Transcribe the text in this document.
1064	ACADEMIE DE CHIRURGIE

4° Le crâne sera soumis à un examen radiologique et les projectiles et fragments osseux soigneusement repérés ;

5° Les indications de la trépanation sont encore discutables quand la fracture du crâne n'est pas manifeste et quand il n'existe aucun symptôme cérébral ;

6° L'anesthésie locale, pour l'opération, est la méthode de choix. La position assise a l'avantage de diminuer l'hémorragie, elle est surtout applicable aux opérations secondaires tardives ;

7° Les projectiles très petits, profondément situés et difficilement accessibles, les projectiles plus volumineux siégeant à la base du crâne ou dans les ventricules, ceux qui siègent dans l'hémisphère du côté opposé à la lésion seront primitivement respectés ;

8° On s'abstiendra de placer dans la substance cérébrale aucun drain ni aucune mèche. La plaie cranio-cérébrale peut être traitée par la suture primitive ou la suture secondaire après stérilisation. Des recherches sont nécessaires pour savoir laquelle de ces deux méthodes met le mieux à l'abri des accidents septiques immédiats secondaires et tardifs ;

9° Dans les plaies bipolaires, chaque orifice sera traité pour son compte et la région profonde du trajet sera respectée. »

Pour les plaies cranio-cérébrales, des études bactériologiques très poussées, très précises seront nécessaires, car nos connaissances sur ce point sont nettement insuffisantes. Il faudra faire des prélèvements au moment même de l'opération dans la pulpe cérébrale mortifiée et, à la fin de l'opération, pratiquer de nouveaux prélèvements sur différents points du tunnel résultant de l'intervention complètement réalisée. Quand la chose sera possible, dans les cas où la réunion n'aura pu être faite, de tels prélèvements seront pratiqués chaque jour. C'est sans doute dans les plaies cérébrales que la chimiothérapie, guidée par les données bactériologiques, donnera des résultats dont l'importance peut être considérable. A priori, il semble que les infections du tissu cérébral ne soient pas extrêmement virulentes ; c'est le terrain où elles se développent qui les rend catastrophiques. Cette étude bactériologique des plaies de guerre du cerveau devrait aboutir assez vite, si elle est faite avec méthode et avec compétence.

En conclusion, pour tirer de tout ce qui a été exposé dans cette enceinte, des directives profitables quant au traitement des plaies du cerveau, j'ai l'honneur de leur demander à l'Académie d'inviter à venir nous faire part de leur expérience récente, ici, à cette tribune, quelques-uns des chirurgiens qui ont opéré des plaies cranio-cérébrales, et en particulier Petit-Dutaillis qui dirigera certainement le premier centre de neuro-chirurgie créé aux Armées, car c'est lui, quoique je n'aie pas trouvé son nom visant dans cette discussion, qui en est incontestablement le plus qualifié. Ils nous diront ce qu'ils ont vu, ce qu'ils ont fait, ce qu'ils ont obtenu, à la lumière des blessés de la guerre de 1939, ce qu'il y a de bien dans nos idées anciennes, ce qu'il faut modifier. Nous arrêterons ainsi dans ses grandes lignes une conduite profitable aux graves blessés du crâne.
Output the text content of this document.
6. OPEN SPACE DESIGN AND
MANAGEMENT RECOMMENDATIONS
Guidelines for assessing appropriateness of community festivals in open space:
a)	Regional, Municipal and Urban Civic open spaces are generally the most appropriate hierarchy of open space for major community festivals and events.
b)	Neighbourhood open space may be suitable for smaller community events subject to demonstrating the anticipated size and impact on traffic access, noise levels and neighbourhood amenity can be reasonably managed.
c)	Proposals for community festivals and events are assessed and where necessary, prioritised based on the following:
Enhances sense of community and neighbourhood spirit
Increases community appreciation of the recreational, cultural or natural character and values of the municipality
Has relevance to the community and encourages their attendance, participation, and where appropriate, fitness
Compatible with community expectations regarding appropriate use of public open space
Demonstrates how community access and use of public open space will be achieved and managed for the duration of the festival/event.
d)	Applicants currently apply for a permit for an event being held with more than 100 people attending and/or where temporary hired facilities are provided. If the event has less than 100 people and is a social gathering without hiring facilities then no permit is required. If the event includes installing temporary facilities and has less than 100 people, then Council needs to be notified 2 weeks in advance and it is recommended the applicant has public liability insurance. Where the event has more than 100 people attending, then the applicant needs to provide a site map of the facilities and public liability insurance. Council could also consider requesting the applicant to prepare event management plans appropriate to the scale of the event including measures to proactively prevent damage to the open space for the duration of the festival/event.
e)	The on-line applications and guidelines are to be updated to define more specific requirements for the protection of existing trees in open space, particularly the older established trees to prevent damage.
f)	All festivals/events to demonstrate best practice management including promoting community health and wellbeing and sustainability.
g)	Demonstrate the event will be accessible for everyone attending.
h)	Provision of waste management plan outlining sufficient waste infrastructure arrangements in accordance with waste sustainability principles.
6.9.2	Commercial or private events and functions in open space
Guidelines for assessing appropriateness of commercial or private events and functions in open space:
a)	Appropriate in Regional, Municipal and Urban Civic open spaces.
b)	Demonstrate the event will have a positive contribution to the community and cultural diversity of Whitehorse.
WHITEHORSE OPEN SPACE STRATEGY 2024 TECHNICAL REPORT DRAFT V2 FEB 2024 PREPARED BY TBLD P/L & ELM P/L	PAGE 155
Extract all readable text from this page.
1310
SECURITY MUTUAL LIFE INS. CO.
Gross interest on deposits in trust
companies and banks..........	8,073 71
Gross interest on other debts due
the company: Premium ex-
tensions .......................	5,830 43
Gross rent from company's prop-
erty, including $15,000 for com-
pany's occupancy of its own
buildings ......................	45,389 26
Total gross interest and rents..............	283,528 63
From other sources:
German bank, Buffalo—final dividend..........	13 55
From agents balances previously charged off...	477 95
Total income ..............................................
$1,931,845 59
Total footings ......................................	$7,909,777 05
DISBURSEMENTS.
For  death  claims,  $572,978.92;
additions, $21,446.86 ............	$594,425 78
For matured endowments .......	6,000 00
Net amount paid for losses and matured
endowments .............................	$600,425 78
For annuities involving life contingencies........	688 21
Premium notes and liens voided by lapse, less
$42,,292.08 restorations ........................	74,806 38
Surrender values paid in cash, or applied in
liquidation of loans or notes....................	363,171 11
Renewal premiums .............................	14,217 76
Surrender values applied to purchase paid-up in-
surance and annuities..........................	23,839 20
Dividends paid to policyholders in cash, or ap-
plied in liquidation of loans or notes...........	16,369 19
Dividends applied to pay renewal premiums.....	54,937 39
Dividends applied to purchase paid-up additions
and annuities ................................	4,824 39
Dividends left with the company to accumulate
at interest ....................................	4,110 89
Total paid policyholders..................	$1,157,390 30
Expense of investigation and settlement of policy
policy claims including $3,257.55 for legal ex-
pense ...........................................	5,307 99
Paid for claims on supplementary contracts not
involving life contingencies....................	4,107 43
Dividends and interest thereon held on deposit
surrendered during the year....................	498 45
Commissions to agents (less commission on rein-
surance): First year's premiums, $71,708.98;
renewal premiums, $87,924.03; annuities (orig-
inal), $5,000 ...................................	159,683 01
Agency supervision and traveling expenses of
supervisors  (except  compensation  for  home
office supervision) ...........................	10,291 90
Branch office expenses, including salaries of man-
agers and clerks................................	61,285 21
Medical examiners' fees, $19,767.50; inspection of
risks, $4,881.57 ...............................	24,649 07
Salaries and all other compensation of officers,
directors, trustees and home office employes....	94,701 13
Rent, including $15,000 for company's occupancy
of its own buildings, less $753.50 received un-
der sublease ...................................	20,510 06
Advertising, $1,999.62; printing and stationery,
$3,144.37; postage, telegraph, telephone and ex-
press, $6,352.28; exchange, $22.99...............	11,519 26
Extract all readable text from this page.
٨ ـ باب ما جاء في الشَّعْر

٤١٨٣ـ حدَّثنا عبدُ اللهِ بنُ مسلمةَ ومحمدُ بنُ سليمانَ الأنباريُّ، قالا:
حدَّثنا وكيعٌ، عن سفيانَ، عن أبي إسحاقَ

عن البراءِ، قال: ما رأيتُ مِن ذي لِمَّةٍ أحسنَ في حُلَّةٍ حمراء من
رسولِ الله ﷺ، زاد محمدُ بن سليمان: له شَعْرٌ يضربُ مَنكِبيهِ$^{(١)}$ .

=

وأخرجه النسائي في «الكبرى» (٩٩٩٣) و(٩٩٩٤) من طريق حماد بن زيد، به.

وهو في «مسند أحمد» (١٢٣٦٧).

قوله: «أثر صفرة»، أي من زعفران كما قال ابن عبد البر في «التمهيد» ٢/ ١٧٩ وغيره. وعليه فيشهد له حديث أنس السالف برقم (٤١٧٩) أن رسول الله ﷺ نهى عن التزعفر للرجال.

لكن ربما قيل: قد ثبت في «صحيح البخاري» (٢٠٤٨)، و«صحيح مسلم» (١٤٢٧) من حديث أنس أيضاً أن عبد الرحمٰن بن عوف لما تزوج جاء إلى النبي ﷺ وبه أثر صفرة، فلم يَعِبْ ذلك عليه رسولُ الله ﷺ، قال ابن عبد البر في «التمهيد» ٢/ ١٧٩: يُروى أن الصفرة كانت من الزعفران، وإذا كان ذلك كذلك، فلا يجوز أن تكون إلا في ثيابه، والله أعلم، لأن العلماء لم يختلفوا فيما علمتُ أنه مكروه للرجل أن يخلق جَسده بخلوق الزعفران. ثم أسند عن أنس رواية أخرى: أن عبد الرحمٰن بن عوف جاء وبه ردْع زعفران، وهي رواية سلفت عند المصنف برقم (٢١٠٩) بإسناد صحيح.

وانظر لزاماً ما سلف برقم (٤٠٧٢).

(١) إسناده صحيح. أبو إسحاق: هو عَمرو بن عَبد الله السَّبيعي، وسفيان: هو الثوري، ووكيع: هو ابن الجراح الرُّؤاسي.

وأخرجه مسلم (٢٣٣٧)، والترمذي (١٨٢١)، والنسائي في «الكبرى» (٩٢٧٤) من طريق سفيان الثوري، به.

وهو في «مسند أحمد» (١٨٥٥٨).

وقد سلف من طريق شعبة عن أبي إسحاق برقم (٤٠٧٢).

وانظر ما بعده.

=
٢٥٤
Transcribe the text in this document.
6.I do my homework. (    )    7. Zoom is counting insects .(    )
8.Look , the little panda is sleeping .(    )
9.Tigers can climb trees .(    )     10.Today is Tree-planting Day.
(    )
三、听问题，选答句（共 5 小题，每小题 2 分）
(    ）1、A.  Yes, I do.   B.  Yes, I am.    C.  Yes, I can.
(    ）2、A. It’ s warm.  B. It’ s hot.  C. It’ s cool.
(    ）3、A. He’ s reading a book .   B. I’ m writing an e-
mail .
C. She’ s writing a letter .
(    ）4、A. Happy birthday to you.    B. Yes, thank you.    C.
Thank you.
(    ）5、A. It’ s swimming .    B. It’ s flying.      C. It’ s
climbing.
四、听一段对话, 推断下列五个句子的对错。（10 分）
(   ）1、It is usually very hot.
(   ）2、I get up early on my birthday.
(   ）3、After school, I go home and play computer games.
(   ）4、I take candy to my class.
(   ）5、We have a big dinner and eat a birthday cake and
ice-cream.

## Request
List all lines where "Total" occurs.

## Solution to this task
Total gross interest and rents..............	283,528 63
Total income ..............................................
Total footings ......................................	$7,909,777 05
Total paid policyholders..................	$1,157,390 30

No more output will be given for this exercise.